### TEXT EXTRACT
________________________

7. Approval of Marketing Materials
a. Insurance Company may, based on the information supplied by AFD, prepare communications regarding the Funds. In addition, Insurance Company may prepare Fund-related materials, based on performance information supplied by third party information providers (e.g., Lipper, Morningstar). Insurance Company shall provide copies of all such Fund-related materials to AFD at an address to be provided prior to their first use for its review and AFD shall have five business days to approve or reject such material. If AFD or its designee does not respond within five business days, the material will be deemed approved by AFD. It is understood that AFD shall be responsible for errors or omissions in, or the content of, such Fund-related materials based upon information supplied by or on behalf of the Funds or approved by it pursuant to this Agreement. Insurance Company shall be responsible for all other errors or omissions.
b. Neither Insurance Company nor any person associated with Insurance Company shall make representations concerning a Fund, CRMC or its affiliates, except those contained in the current promotional literature produced by AFD, unless approved in writing by AFD. Neither Insurance Company, Distributor, nor any affiliate shall make use of the names, logos or any likeness of the Funds, CRMC or its affiliates without the prior consent of AFD as described in section 7(a) of this Agreement.

________________________

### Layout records
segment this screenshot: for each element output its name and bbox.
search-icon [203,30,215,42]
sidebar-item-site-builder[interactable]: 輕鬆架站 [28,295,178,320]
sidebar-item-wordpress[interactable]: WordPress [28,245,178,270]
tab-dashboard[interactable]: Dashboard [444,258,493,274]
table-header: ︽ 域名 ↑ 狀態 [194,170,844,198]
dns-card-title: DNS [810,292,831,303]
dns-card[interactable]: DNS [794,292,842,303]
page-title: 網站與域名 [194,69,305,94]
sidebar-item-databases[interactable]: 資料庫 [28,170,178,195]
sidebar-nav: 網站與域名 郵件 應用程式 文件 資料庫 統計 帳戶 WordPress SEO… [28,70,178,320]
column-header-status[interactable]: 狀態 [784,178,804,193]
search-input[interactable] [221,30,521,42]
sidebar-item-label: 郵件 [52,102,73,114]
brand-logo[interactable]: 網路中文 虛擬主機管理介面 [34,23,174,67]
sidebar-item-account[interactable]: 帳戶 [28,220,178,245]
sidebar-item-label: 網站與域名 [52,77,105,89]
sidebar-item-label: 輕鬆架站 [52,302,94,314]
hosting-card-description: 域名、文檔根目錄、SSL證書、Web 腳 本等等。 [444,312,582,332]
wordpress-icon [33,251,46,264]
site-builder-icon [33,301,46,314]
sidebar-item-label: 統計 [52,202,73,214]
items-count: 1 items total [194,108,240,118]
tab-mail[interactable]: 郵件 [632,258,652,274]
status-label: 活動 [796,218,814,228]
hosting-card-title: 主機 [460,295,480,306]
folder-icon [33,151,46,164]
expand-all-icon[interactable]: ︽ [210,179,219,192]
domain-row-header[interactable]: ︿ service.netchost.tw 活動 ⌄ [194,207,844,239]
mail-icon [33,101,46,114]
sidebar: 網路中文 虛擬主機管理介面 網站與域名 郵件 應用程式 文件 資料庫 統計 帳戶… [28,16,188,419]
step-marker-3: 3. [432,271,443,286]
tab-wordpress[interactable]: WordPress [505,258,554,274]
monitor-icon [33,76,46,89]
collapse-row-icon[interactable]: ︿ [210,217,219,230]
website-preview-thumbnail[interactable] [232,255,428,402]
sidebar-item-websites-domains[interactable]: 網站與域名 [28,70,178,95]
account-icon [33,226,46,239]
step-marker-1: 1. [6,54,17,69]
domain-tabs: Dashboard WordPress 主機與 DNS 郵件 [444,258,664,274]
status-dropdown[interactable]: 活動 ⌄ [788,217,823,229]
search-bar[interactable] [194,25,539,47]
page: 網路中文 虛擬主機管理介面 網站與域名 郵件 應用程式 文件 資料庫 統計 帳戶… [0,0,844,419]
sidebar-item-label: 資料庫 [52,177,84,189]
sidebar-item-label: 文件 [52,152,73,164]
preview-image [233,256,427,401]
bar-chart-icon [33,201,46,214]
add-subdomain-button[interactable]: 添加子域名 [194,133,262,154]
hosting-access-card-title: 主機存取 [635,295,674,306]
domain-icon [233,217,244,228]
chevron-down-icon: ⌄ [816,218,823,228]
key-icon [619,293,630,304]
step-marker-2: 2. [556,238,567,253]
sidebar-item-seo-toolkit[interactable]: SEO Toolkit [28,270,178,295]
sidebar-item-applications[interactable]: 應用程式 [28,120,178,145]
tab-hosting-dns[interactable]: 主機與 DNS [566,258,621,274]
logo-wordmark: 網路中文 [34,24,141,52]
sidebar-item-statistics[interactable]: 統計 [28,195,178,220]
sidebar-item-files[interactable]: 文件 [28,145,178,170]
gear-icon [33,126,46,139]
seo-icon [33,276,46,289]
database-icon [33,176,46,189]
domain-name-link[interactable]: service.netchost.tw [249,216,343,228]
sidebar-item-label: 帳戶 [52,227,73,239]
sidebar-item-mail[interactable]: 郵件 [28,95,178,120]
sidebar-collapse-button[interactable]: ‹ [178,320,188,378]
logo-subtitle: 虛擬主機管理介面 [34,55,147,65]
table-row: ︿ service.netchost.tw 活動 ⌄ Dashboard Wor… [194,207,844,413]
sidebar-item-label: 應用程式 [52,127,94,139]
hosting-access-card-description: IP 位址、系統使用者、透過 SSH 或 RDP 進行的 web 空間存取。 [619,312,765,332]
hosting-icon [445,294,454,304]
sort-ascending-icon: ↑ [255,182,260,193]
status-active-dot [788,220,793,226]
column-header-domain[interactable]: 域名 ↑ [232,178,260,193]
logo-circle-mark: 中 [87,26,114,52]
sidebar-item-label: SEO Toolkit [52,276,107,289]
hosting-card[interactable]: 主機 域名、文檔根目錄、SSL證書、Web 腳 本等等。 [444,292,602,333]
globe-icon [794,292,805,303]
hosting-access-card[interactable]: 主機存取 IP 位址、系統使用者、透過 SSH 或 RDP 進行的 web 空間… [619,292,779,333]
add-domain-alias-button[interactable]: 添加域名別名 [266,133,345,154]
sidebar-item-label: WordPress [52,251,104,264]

________________________

### YOUR OBJECTIVE
Please reproduce the marketing-materials clause between "b. Neither Insurance" and "of this Agreement.", inclusive. You don't need the data.

### EXERCISE SOLUTION
b. Neither Insurance Company nor any person associated with Insurance Company shall make representations concerning a Fund, CRMC or its affiliates, except those contained in the current promotional literature produced by AFD, unless approved in writing by AFD. Neither Insurance Company, Distributor, nor any affiliate shall make use of the names, logos or any likeness of the Funds, CRMC or its affiliates without the prior consent of AFD as described in section 7(a) of this Agreement.